# WHAT TO WORK ON
Below is a listing; reproduce each line of it exactly.

== DATASET RECORDS ==

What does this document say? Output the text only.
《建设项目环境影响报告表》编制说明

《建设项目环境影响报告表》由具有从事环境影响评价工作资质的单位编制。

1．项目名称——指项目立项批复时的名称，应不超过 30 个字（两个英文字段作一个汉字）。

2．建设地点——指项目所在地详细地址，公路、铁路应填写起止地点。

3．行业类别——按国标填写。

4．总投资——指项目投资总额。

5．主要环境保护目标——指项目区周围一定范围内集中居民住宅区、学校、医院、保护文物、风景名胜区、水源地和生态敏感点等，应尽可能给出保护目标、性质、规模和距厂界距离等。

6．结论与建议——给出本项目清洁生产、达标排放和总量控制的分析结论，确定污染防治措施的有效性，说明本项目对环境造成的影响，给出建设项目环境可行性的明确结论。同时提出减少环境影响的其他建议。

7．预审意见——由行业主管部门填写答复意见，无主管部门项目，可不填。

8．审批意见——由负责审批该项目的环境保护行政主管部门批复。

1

===

# WRITTEN SOLUTION
What does this document say? Output the text only.
《建设项目环境影响报告表》编制说明

《建设项目环境影响报告表》由具有从事环境影响评价工作资质的单位编制。

1．项目名称——指项目立项批复时的名称，应不超过 30 个字（两个英文字段作一个汉字）。

2．建设地点——指项目所在地详细地址，公路、铁路应填写起止地点。

3．行业类别——按国标填写。

4．总投资——指项目投资总额。

5．主要环境保护目标——指项目区周围一定范围内集中居民住宅区、学校、医院、保护文物、风景名胜区、水源地和生态敏感点等，应尽可能给出保护目标、性质、规模和距厂界距离等。

6．结论与建议——给出本项目清洁生产、达标排放和总量控制的分析结论，确定污染防治措施的有效性，说明本项目对环境造成的影响，给出建设项目环境可行性的明确结论。同时提出减少环境影响的其他建议。

7．预审意见——由行业主管部门填写答复意见，无主管部门项目，可不填。

8．审批意见——由负责审批该项目的环境保护行政主管部门批复。

1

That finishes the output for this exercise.